- _ITEMS_
_ _ _

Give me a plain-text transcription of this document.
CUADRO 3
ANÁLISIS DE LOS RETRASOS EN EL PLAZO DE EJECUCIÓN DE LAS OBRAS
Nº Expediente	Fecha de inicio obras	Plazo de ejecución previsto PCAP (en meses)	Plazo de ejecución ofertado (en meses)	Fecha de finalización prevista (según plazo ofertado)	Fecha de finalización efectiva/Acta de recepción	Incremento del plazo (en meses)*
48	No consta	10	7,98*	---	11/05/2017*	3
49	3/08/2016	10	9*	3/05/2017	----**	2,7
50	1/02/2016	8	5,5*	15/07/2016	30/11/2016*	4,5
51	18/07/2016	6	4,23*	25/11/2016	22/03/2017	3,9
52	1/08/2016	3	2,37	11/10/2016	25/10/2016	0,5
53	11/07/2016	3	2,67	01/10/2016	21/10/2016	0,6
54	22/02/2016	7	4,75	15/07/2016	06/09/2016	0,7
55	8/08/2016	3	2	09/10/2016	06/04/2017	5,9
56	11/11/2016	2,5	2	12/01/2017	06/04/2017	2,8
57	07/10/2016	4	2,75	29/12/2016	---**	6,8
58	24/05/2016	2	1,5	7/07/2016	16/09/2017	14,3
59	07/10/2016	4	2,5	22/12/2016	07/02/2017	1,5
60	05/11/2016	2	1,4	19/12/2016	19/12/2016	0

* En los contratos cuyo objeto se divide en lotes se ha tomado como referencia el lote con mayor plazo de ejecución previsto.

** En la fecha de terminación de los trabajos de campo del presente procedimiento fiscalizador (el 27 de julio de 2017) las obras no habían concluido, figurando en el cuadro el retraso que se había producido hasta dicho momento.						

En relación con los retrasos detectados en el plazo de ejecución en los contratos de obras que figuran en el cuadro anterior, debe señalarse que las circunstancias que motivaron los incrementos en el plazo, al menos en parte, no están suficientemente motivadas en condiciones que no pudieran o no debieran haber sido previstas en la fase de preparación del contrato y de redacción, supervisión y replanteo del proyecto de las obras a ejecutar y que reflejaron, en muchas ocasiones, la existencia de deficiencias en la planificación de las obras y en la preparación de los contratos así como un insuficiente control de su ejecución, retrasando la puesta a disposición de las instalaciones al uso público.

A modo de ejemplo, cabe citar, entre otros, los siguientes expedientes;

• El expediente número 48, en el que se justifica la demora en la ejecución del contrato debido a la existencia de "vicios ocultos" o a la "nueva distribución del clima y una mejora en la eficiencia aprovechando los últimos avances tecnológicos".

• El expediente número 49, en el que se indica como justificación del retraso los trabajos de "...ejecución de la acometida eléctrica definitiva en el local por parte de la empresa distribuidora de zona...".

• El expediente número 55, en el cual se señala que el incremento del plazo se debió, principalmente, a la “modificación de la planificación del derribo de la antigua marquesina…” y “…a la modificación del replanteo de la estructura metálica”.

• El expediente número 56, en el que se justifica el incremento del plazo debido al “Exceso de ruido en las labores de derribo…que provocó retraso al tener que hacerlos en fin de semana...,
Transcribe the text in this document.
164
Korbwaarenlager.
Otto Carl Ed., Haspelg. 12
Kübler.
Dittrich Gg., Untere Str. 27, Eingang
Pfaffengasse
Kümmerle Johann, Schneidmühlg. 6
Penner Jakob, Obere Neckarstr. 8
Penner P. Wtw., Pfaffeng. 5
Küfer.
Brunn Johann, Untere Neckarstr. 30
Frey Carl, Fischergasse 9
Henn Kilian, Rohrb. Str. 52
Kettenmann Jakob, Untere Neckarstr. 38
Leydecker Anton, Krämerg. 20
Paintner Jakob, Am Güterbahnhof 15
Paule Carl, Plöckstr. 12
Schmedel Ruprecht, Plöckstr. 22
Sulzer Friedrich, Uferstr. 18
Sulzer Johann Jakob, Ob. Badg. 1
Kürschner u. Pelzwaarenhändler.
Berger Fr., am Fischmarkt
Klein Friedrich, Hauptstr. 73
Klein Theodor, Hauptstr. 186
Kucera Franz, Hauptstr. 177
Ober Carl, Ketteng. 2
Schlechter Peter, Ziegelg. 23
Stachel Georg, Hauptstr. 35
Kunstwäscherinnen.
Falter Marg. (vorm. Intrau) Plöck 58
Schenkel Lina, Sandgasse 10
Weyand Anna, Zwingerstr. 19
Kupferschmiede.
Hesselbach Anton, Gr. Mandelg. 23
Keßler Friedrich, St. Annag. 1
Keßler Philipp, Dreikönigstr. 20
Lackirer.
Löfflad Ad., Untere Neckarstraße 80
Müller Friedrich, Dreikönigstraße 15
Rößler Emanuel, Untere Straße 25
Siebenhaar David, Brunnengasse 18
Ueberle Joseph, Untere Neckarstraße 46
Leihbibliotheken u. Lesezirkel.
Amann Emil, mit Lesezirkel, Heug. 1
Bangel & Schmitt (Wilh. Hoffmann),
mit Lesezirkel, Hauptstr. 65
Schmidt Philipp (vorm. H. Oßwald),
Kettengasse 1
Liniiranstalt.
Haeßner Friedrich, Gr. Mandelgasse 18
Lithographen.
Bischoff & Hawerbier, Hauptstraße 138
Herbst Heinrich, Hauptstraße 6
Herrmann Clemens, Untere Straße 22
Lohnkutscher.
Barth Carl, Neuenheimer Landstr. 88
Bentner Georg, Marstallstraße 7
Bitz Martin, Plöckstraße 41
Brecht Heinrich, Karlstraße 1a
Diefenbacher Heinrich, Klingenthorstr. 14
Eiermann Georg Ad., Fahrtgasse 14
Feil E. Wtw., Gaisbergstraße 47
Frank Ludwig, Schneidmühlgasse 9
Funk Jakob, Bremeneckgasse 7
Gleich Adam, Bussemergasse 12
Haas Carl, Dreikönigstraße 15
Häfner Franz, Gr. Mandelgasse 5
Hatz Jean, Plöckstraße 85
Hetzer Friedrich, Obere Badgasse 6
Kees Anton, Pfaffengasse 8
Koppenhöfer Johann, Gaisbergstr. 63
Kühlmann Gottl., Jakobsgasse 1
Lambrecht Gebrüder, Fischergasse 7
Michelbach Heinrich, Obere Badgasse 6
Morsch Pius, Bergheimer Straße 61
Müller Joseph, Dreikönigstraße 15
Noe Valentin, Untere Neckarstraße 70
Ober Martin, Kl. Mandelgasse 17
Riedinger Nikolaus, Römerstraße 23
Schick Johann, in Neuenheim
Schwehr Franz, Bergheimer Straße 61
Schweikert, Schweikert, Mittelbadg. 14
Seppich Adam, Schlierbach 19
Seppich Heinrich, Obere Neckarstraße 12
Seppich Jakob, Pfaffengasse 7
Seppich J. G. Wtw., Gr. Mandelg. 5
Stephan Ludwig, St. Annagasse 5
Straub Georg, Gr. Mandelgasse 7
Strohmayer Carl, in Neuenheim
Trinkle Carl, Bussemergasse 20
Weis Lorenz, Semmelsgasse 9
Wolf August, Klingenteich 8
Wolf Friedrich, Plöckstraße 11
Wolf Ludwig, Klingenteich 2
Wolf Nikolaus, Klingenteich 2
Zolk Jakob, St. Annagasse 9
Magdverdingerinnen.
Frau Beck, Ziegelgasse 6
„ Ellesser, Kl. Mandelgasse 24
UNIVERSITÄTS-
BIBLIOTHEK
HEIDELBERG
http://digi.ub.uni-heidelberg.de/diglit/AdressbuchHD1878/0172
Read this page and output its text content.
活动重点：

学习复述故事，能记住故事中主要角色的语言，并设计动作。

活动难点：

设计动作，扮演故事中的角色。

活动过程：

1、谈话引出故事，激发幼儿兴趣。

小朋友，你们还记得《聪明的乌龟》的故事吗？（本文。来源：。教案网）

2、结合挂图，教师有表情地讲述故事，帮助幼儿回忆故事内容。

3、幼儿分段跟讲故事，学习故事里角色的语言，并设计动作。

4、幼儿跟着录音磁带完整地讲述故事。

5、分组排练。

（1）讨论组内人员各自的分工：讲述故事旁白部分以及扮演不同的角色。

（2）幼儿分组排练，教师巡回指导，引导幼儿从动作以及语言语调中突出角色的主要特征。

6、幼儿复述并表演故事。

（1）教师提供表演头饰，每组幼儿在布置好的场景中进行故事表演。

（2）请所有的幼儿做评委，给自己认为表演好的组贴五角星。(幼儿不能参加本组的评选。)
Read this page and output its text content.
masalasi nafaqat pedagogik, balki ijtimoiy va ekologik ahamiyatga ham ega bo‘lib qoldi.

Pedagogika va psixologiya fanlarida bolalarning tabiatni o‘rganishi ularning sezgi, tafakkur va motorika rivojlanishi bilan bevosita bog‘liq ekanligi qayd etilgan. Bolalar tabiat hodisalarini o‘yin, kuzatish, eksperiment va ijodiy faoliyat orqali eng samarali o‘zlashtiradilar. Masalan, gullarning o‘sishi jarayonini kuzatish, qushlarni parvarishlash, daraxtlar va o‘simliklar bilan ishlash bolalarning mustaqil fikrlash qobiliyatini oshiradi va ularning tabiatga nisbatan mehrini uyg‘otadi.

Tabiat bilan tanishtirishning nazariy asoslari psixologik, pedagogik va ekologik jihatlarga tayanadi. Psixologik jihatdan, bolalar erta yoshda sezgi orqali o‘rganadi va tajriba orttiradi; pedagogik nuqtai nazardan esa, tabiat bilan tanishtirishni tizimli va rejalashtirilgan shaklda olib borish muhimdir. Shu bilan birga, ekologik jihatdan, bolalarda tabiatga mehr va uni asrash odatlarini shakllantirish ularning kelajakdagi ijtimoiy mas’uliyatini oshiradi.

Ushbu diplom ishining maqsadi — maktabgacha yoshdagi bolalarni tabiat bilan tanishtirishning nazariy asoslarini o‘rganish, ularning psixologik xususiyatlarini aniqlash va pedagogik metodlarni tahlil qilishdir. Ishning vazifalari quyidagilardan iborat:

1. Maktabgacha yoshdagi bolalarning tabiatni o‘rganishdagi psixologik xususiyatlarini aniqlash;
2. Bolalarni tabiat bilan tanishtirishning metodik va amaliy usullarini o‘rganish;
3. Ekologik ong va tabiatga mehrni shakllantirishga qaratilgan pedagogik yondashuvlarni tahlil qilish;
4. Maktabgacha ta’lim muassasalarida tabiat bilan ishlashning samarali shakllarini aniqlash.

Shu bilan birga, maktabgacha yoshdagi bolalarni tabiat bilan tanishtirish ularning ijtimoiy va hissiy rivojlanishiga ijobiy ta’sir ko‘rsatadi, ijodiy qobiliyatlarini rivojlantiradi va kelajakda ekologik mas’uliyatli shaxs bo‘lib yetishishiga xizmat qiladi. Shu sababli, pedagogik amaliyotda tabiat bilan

_ _ _

- _JOB_
Go through the records above and copy every line with the word "Fischergasse".

- _PROBLEM SOLUTION_
Frey Carl, Fischergasse 9
Lambrecht Gebrüder, Fischergasse 7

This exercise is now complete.